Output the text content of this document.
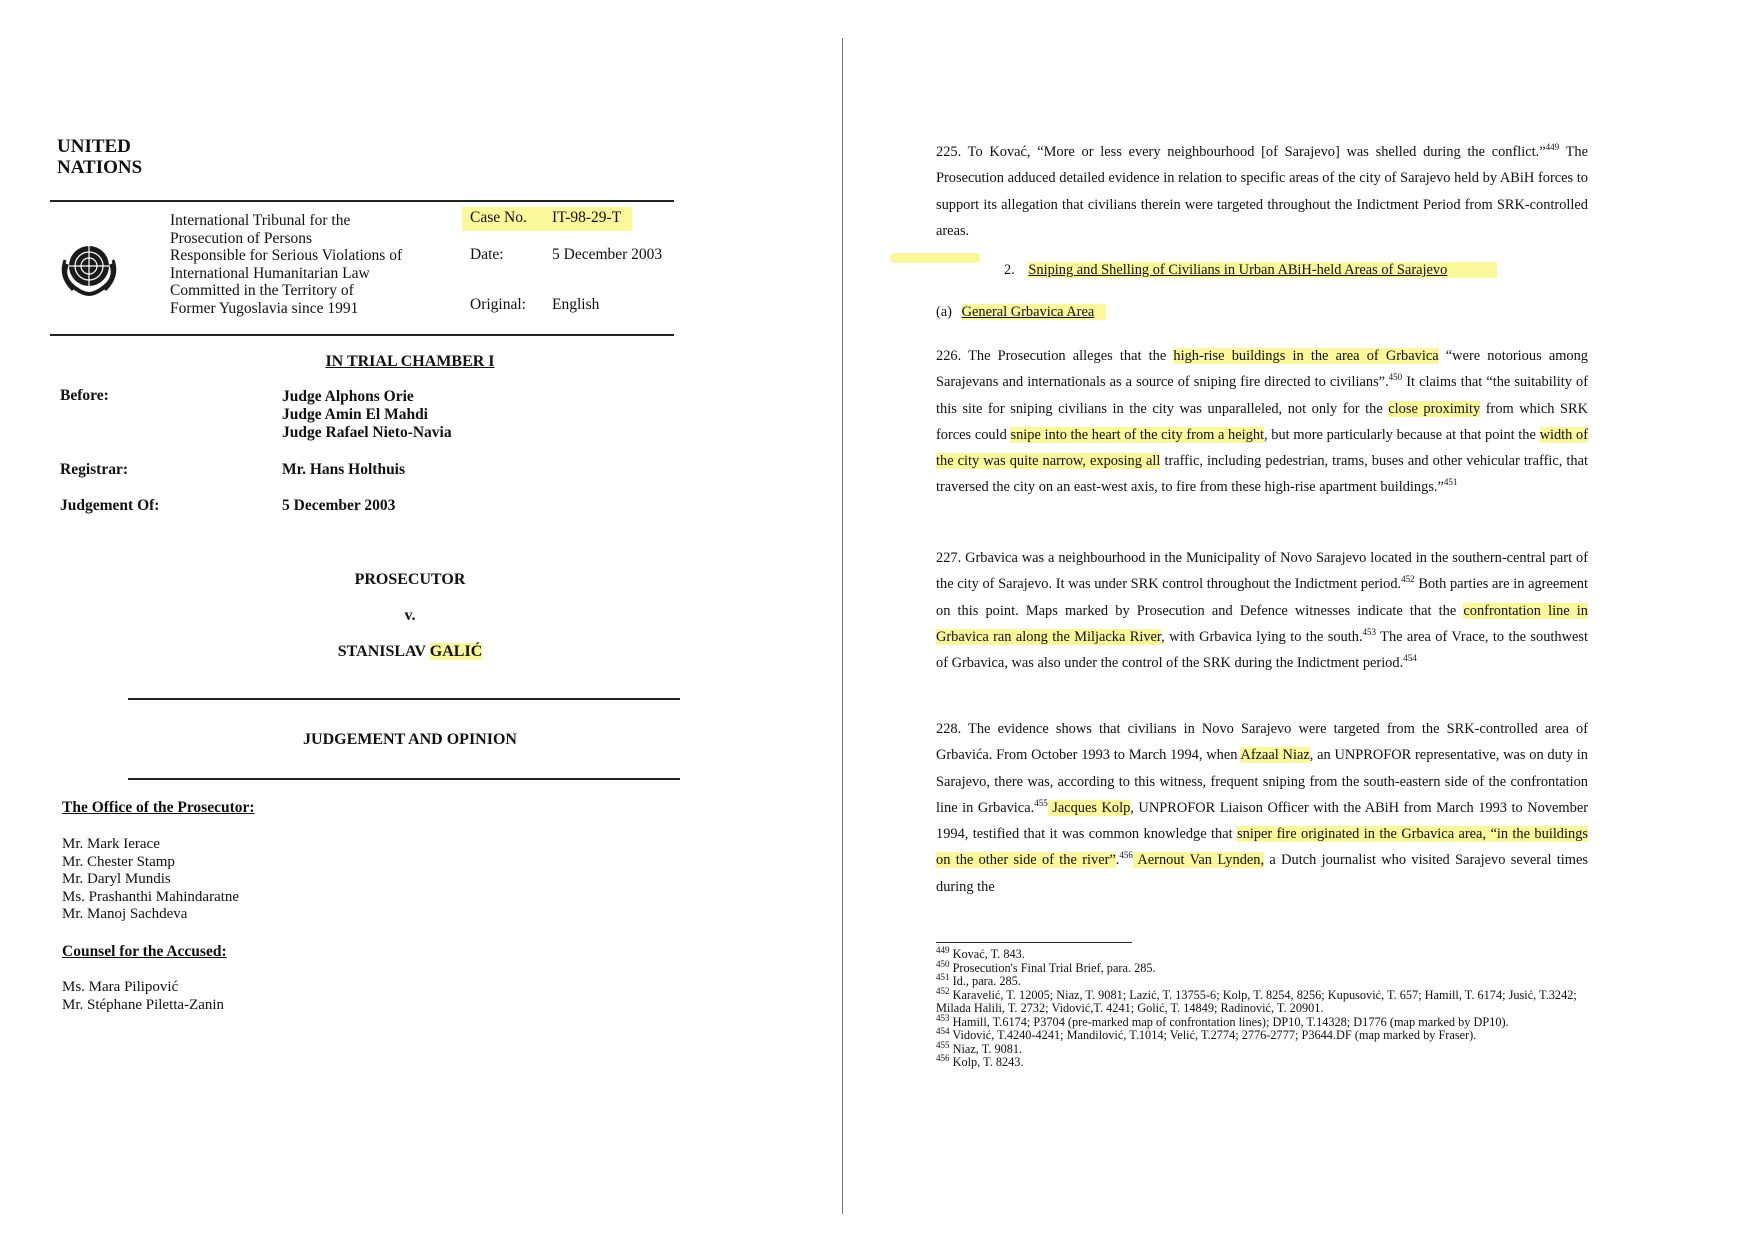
UNITED
NATIONS
International Tribunal for the
Prosecution of Persons
Responsible for Serious Violations of
International Humanitarian Law
Committed in the Territory of
Former Yugoslavia since 1991
Case No. IT-98-29-T
Date:	5 December 2003
Original: English
IN TRIAL CHAMBER I
Before:	Judge Alphons Orie
Judge Amin El Mahdi
Judge Rafael Nieto-Navia
Registrar:	Mr. Hans Holthuis
Judgement Of:	5 December 2003
PROSECUTOR
v.
STANISLAV GALIĆ
JUDGEMENT AND OPINION
The Office of the Prosecutor:
Mr. Mark Ierace
Mr. Chester Stamp
Mr. Daryl Mundis
Ms. Prashanthi Mahindaratne
Mr. Manoj Sachdeva
Counsel for the Accused:
Ms. Mara Pilipović
Mr. Stéphane Piletta-Zanin
225. To Kovać, “More or less every neighbourhood [of Sarajevo] was shelled during the conflict.”$^{449}$ The Prosecution adduced detailed evidence in relation to specific areas of the city of Sarajevo held by ABiH forces to support its allegation that civilians therein were targeted throughout the Indictment Period from SRK-controlled areas.
2. Sniping and Shelling of Civilians in Urban ABiH-held Areas of Sarajevo
(a) General Grbavica Area
226. The Prosecution alleges that the high-rise buildings in the area of Grbavica “were notorious among Sarajevans and internationals as a source of sniping fire directed to civilians”.$^{450}$ It claims that “the suitability of this site for sniping civilians in the city was unparalleled, not only for the close proximity from which SRK forces could snipe into the heart of the city from a height, but more particularly because at that point the width of the city was quite narrow, exposing all traffic, including pedestrian, trams, buses and other vehicular traffic, that traversed the city on an east-west axis, to fire from these high-rise apartment buildings.”$^{451}$
227. Grbavica was a neighbourhood in the Municipality of Novo Sarajevo located in the southern-central part of the city of Sarajevo. It was under SRK control throughout the Indictment period.$^{452}$ Both parties are in agreement on this point. Maps marked by Prosecution and Defence witnesses indicate that the confrontation line in Grbavica ran along the Miljacka River, with Grbavica lying to the south.$^{453}$ The area of Vrace, to the southwest of Grbavica, was also under the control of the SRK during the Indictment period.$^{454}$
228. The evidence shows that civilians in Novo Sarajevo were targeted from the SRK-controlled area of Grbavića. From October 1993 to March 1994, when Afzaal Niaz, an UNPROFOR representative, was on duty in Sarajevo, there was, according to this witness, frequent sniping from the south-eastern side of the confrontation line in Grbavica.$^{455}$ Jacques Kolp, UNPROFOR Liaison Officer with the ABiH from March 1993 to November 1994, testified that it was common knowledge that sniper fire originated in the Grbavica area, “in the buildings on the other side of the river”.$^{456}$ Aernout Van Lynden, a Dutch journalist who visited Sarajevo several times during the
$^{449}$ Kovać, T. 843.
$^{450}$ Prosecution's Final Trial Brief, para. 285.
$^{451}$ Id., para. 285.
$^{452}$ Karavelić, T. 12005; Niaz, T. 9081; Lazić, T. 13755-6; Kolp, T. 8254, 8256; Kupusović, T. 657; Hamill, T. 6174; Jusić, T.3242; Milada Halili, T. 2732; Vidović,T. 4241; Golić, T. 14849; Radinović, T. 20901.
$^{453}$ Hamill, T.6174; P3704 (pre-marked map of confrontation lines); DP10, T.14328; D1776 (map marked by DP10).
$^{454}$ Vidović, T.4240-4241; Mandilović, T.1014; Velić, T.2774; 2776-2777; P3644.DF (map marked by Fraser).
$^{455}$ Niaz, T. 9081.
$^{456}$ Kolp, T. 8243.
═══
## Task details
Go through the entries above and output them exactly, without pictures.

## Output for this task
Output the text content of this document.
UNITED
NATIONS
International Tribunal for the
Prosecution of Persons
Responsible for Serious Violations of
International Humanitarian Law
Committed in the Territory of
Former Yugoslavia since 1991
Case No. IT-98-29-T
Date:	5 December 2003
Original: English
IN TRIAL CHAMBER I
Before:	Judge Alphons Orie
Judge Amin El Mahdi
Judge Rafael Nieto-Navia
Registrar:	Mr. Hans Holthuis
Judgement Of:	5 December 2003
PROSECUTOR
v.
STANISLAV GALIĆ
JUDGEMENT AND OPINION
The Office of the Prosecutor:
Mr. Mark Ierace
Mr. Chester Stamp
Mr. Daryl Mundis
Ms. Prashanthi Mahindaratne
Mr. Manoj Sachdeva
Counsel for the Accused:
Ms. Mara Pilipović
Mr. Stéphane Piletta-Zanin
225. To Kovać, “More or less every neighbourhood [of Sarajevo] was shelled during the conflict.”$^{449}$ The Prosecution adduced detailed evidence in relation to specific areas of the city of Sarajevo held by ABiH forces to support its allegation that civilians therein were targeted throughout the Indictment Period from SRK-controlled areas.
2. Sniping and Shelling of Civilians in Urban ABiH-held Areas of Sarajevo
(a) General Grbavica Area
226. The Prosecution alleges that the high-rise buildings in the area of Grbavica “were notorious among Sarajevans and internationals as a source of sniping fire directed to civilians”.$^{450}$ It claims that “the suitability of this site for sniping civilians in the city was unparalleled, not only for the close proximity from which SRK forces could snipe into the heart of the city from a height, but more particularly because at that point the width of the city was quite narrow, exposing all traffic, including pedestrian, trams, buses and other vehicular traffic, that traversed the city on an east-west axis, to fire from these high-rise apartment buildings.”$^{451}$
227. Grbavica was a neighbourhood in the Municipality of Novo Sarajevo located in the southern-central part of the city of Sarajevo. It was under SRK control throughout the Indictment period.$^{452}$ Both parties are in agreement on this point. Maps marked by Prosecution and Defence witnesses indicate that the confrontation line in Grbavica ran along the Miljacka River, with Grbavica lying to the south.$^{453}$ The area of Vrace, to the southwest of Grbavica, was also under the control of the SRK during the Indictment period.$^{454}$
228. The evidence shows that civilians in Novo Sarajevo were targeted from the SRK-controlled area of Grbavića. From October 1993 to March 1994, when Afzaal Niaz, an UNPROFOR representative, was on duty in Sarajevo, there was, according to this witness, frequent sniping from the south-eastern side of the confrontation line in Grbavica.$^{455}$ Jacques Kolp, UNPROFOR Liaison Officer with the ABiH from March 1993 to November 1994, testified that it was common knowledge that sniper fire originated in the Grbavica area, “in the buildings on the other side of the river”.$^{456}$ Aernout Van Lynden, a Dutch journalist who visited Sarajevo several times during the
$^{449}$ Kovać, T. 843.
$^{450}$ Prosecution's Final Trial Brief, para. 285.
$^{451}$ Id., para. 285.
$^{452}$ Karavelić, T. 12005; Niaz, T. 9081; Lazić, T. 13755-6; Kolp, T. 8254, 8256; Kupusović, T. 657; Hamill, T. 6174; Jusić, T.3242; Milada Halili, T. 2732; Vidović,T. 4241; Golić, T. 14849; Radinović, T. 20901.
$^{453}$ Hamill, T.6174; P3704 (pre-marked map of confrontation lines); DP10, T.14328; D1776 (map marked by DP10).
$^{454}$ Vidović, T.4240-4241; Mandilović, T.1014; Velić, T.2774; 2776-2777; P3644.DF (map marked by Fraser).
$^{455}$ Niaz, T. 9081.
$^{456}$ Kolp, T. 8243.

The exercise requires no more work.